▸ **Given data**:
+ + + +

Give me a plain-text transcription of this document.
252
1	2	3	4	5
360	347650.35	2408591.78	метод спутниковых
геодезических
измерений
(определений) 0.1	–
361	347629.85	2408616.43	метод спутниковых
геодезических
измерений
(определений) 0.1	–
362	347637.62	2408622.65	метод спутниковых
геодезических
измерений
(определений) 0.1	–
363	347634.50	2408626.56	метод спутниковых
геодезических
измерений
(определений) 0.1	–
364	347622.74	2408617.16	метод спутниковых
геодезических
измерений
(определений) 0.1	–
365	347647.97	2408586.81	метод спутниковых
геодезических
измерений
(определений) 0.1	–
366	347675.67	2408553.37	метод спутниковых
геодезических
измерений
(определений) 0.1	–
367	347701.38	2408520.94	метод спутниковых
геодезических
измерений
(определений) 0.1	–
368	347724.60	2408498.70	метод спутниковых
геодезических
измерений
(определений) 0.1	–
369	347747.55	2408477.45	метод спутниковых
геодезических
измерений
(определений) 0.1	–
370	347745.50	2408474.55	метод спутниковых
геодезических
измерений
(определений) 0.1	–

+ + + +

Repeat the whole listing exactly, keeping every line intact.

▸ **Task output**:
Give me a plain-text transcription of this document.
252
1	2	3	4	5
360	347650.35	2408591.78	метод спутниковых
геодезических
измерений
(определений) 0.1	–
361	347629.85	2408616.43	метод спутниковых
геодезических
измерений
(определений) 0.1	–
362	347637.62	2408622.65	метод спутниковых
геодезических
измерений
(определений) 0.1	–
363	347634.50	2408626.56	метод спутниковых
геодезических
измерений
(определений) 0.1	–
364	347622.74	2408617.16	метод спутниковых
геодезических
измерений
(определений) 0.1	–
365	347647.97	2408586.81	метод спутниковых
геодезических
измерений
(определений) 0.1	–
366	347675.67	2408553.37	метод спутниковых
геодезических
измерений
(определений) 0.1	–
367	347701.38	2408520.94	метод спутниковых
геодезических
измерений
(определений) 0.1	–
368	347724.60	2408498.70	метод спутниковых
геодезических
измерений
(определений) 0.1	–
369	347747.55	2408477.45	метод спутниковых
геодезических
измерений
(определений) 0.1	–
370	347745.50	2408474.55	метод спутниковых
геодезических
измерений
(определений) 0.1	–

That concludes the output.